--- Given exercise ---
Transcribe every line of the listing below without any deviation.

Records from a data source:
** start **

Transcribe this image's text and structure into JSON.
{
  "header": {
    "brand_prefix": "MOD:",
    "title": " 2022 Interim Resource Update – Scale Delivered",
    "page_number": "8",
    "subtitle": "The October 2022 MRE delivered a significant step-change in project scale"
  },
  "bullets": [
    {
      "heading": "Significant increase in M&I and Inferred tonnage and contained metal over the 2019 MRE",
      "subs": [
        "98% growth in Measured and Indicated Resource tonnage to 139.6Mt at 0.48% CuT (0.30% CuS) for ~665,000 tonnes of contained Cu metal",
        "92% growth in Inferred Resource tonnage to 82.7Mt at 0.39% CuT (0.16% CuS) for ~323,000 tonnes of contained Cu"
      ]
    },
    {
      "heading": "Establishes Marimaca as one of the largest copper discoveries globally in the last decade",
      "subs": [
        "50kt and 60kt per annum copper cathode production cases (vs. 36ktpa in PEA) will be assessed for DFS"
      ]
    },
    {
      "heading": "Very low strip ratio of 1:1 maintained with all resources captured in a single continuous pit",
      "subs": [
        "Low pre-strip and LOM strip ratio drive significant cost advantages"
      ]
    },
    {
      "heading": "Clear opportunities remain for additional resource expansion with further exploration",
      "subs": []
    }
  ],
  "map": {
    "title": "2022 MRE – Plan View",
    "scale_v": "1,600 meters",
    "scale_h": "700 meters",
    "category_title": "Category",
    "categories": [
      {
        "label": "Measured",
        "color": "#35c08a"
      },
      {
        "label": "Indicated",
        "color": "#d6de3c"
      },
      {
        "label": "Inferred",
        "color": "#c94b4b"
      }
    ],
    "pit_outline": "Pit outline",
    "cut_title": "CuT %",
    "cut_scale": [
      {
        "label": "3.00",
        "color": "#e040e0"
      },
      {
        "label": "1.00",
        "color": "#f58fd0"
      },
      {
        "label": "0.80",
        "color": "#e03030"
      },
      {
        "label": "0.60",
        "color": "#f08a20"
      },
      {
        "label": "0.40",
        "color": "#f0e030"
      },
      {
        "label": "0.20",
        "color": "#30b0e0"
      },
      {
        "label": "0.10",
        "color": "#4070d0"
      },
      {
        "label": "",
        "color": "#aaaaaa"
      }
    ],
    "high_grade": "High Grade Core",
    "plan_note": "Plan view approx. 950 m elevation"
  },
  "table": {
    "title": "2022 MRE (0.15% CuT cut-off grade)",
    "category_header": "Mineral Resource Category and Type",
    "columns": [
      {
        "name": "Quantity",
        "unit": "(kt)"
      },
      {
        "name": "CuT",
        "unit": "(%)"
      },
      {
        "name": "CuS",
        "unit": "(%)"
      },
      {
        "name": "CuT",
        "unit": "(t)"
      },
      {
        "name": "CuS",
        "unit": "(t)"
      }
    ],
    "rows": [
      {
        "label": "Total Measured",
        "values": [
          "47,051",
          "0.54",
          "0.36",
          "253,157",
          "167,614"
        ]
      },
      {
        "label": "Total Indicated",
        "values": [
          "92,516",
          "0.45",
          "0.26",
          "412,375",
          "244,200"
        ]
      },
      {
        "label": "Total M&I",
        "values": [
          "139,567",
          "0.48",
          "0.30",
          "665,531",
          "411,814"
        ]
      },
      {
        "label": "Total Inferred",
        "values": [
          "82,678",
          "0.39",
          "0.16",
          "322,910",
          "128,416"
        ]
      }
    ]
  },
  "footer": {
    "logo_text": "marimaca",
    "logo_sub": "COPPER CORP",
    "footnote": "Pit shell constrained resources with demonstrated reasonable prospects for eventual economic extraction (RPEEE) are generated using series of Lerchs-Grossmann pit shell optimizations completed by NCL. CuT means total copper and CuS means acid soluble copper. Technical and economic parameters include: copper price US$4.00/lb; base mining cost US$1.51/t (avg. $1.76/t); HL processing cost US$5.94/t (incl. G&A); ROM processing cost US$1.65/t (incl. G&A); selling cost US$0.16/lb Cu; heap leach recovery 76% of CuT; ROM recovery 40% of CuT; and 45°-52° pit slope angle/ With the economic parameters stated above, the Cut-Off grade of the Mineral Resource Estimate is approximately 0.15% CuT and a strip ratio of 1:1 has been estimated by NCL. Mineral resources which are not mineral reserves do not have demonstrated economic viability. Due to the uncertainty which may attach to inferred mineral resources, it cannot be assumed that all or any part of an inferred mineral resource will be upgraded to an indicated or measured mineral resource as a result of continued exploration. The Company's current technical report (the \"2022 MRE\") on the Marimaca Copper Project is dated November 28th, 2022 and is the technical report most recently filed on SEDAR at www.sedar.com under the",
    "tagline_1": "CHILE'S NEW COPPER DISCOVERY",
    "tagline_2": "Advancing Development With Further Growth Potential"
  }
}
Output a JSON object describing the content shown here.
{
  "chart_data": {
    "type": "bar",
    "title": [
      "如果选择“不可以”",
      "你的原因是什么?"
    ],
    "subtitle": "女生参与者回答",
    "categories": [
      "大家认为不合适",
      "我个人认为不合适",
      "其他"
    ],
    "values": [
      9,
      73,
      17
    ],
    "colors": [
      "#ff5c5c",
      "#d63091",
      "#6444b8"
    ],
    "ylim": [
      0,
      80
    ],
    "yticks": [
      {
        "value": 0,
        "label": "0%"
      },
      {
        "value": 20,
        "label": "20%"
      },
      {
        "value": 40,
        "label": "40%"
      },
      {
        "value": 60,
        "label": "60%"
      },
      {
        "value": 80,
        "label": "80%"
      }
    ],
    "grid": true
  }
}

** end **

--- Worked solution ---
Transcribe this image's text and structure into JSON.
{
  "header": {
    "brand_prefix": "MOD:",
    "title": " 2022 Interim Resource Update – Scale Delivered",
    "page_number": "8",
    "subtitle": "The October 2022 MRE delivered a significant step-change in project scale"
  },
  "bullets": [
    {
      "heading": "Significant increase in M&I and Inferred tonnage and contained metal over the 2019 MRE",
      "subs": [
        "98% growth in Measured and Indicated Resource tonnage to 139.6Mt at 0.48% CuT (0.30% CuS) for ~665,000 tonnes of contained Cu metal",
        "92% growth in Inferred Resource tonnage to 82.7Mt at 0.39% CuT (0.16% CuS) for ~323,000 tonnes of contained Cu"
      ]
    },
    {
      "heading": "Establishes Marimaca as one of the largest copper discoveries globally in the last decade",
      "subs": [
        "50kt and 60kt per annum copper cathode production cases (vs. 36ktpa in PEA) will be assessed for DFS"
      ]
    },
    {
      "heading": "Very low strip ratio of 1:1 maintained with all resources captured in a single continuous pit",
      "subs": [
        "Low pre-strip and LOM strip ratio drive significant cost advantages"
      ]
    },
    {
      "heading": "Clear opportunities remain for additional resource expansion with further exploration",
      "subs": []
    }
  ],
  "map": {
    "title": "2022 MRE – Plan View",
    "scale_v": "1,600 meters",
    "scale_h": "700 meters",
    "category_title": "Category",
    "categories": [
      {
        "label": "Measured",
        "color": "#35c08a"
      },
      {
        "label": "Indicated",
        "color": "#d6de3c"
      },
      {
        "label": "Inferred",
        "color": "#c94b4b"
      }
    ],
    "pit_outline": "Pit outline",
    "cut_title": "CuT %",
    "cut_scale": [
      {
        "label": "3.00",
        "color": "#e040e0"
      },
      {
        "label": "1.00",
        "color": "#f58fd0"
      },
      {
        "label": "0.80",
        "color": "#e03030"
      },
      {
        "label": "0.60",
        "color": "#f08a20"
      },
      {
        "label": "0.40",
        "color": "#f0e030"
      },
      {
        "label": "0.20",
        "color": "#30b0e0"
      },
      {
        "label": "0.10",
        "color": "#4070d0"
      },
      {
        "label": "",
        "color": "#aaaaaa"
      }
    ],
    "high_grade": "High Grade Core",
    "plan_note": "Plan view approx. 950 m elevation"
  },
  "table": {
    "title": "2022 MRE (0.15% CuT cut-off grade)",
    "category_header": "Mineral Resource Category and Type",
    "columns": [
      {
        "name": "Quantity",
        "unit": "(kt)"
      },
      {
        "name": "CuT",
        "unit": "(%)"
      },
      {
        "name": "CuS",
        "unit": "(%)"
      },
      {
        "name": "CuT",
        "unit": "(t)"
      },
      {
        "name": "CuS",
        "unit": "(t)"
      }
    ],
    "rows": [
      {
        "label": "Total Measured",
        "values": [
          "47,051",
          "0.54",
          "0.36",
          "253,157",
          "167,614"
        ]
      },
      {
        "label": "Total Indicated",
        "values": [
          "92,516",
          "0.45",
          "0.26",
          "412,375",
          "244,200"
        ]
      },
      {
        "label": "Total M&I",
        "values": [
          "139,567",
          "0.48",
          "0.30",
          "665,531",
          "411,814"
        ]
      },
      {
        "label": "Total Inferred",
        "values": [
          "82,678",
          "0.39",
          "0.16",
          "322,910",
          "128,416"
        ]
      }
    ]
  },
  "footer": {
    "logo_text": "marimaca",
    "logo_sub": "COPPER CORP",
    "footnote": "Pit shell constrained resources with demonstrated reasonable prospects for eventual economic extraction (RPEEE) are generated using series of Lerchs-Grossmann pit shell optimizations completed by NCL. CuT means total copper and CuS means acid soluble copper. Technical and economic parameters include: copper price US$4.00/lb; base mining cost US$1.51/t (avg. $1.76/t); HL processing cost US$5.94/t (incl. G&A); ROM processing cost US$1.65/t (incl. G&A); selling cost US$0.16/lb Cu; heap leach recovery 76% of CuT; ROM recovery 40% of CuT; and 45°-52° pit slope angle/ With the economic parameters stated above, the Cut-Off grade of the Mineral Resource Estimate is approximately 0.15% CuT and a strip ratio of 1:1 has been estimated by NCL. Mineral resources which are not mineral reserves do not have demonstrated economic viability. Due to the uncertainty which may attach to inferred mineral resources, it cannot be assumed that all or any part of an inferred mineral resource will be upgraded to an indicated or measured mineral resource as a result of continued exploration. The Company's current technical report (the \"2022 MRE\") on the Marimaca Copper Project is dated November 28th, 2022 and is the technical report most recently filed on SEDAR at www.sedar.com under the",
    "tagline_1": "CHILE'S NEW COPPER DISCOVERY",
    "tagline_2": "Advancing Development With Further Growth Potential"
  }
}
Output a JSON object describing the content shown here.
{
  "chart_data": {
    "type": "bar",
    "title": [
      "如果选择“不可以”",
      "你的原因是什么?"
    ],
    "subtitle": "女生参与者回答",
    "categories": [
      "大家认为不合适",
      "我个人认为不合适",
      "其他"
    ],
    "values": [
      9,
      73,
      17
    ],
    "colors": [
      "#ff5c5c",
      "#d63091",
      "#6444b8"
    ],
    "ylim": [
      0,
      80
    ],
    "yticks": [
      {
        "value": 0,
        "label": "0%"
      },
      {
        "value": 20,
        "label": "20%"
      },
      {
        "value": 40,
        "label": "40%"
      },
      {
        "value": 60,
        "label": "60%"
      },
      {
        "value": 80,
        "label": "80%"
      }
    ],
    "grid": true
  }
}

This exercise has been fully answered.